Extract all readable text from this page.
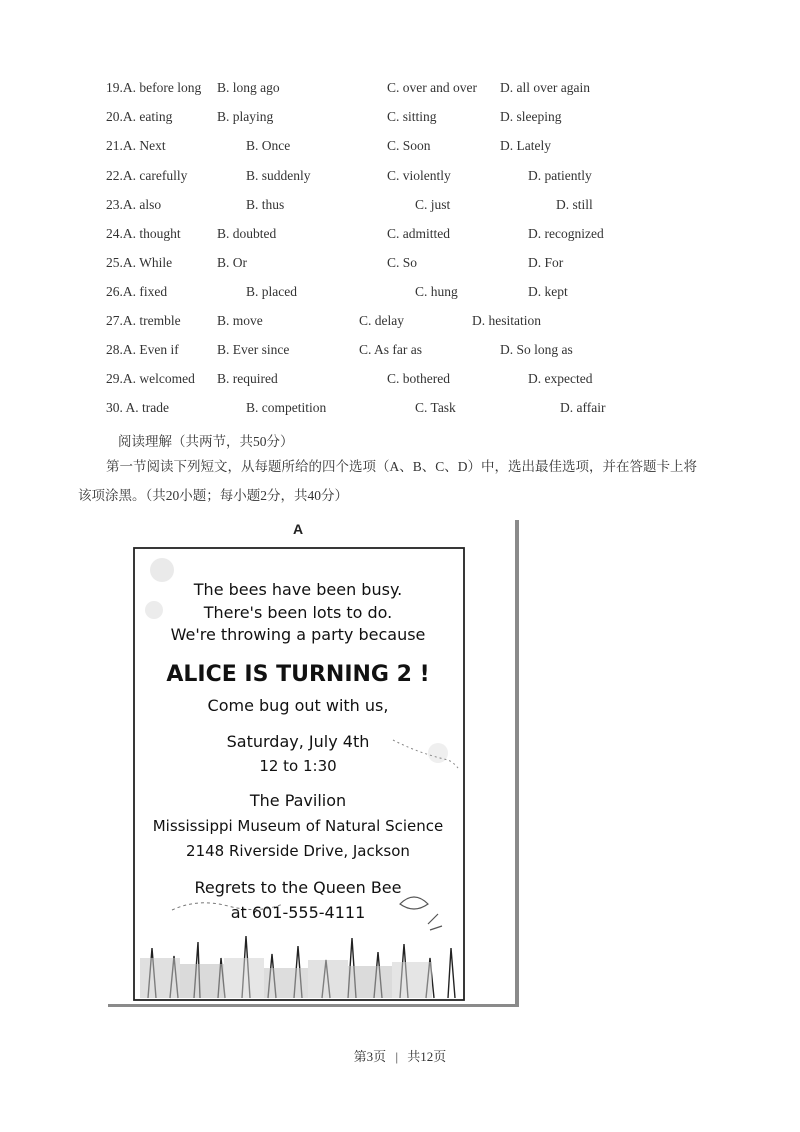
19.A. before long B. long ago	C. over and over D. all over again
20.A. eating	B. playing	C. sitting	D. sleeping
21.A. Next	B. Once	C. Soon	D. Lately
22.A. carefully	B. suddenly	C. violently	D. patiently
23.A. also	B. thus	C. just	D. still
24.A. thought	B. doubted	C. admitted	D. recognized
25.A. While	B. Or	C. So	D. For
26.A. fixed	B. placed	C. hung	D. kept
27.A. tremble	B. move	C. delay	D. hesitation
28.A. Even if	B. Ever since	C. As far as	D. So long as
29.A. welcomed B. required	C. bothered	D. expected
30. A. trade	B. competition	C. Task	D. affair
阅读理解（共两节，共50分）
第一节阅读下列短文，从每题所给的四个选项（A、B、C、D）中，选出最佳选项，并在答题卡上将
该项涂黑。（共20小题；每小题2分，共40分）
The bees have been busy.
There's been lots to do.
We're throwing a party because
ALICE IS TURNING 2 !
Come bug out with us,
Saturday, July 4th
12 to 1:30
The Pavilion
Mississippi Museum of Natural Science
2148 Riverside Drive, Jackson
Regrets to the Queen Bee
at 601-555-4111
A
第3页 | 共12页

----

● **Goal of the exercise**
Reproduce the records, all of them, word for word; omit the pictures.

● **Solution to the problem**
Extract all readable text from this page.
19.A. before long B. long ago	C. over and over D. all over again
20.A. eating	B. playing	C. sitting	D. sleeping
21.A. Next	B. Once	C. Soon	D. Lately
22.A. carefully	B. suddenly	C. violently	D. patiently
23.A. also	B. thus	C. just	D. still
24.A. thought	B. doubted	C. admitted	D. recognized
25.A. While	B. Or	C. So	D. For
26.A. fixed	B. placed	C. hung	D. kept
27.A. tremble	B. move	C. delay	D. hesitation
28.A. Even if	B. Ever since	C. As far as	D. So long as
29.A. welcomed B. required	C. bothered	D. expected
30. A. trade	B. competition	C. Task	D. affair
阅读理解（共两节，共50分）
第一节阅读下列短文，从每题所给的四个选项（A、B、C、D）中，选出最佳选项，并在答题卡上将
该项涂黑。（共20小题；每小题2分，共40分）
The bees have been busy.
There's been lots to do.
We're throwing a party because
ALICE IS TURNING 2 !
Come bug out with us,
Saturday, July 4th
12 to 1:30
The Pavilion
Mississippi Museum of Natural Science
2148 Riverside Drive, Jackson
Regrets to the Queen Bee
at 601-555-4111
A
第3页 | 共12页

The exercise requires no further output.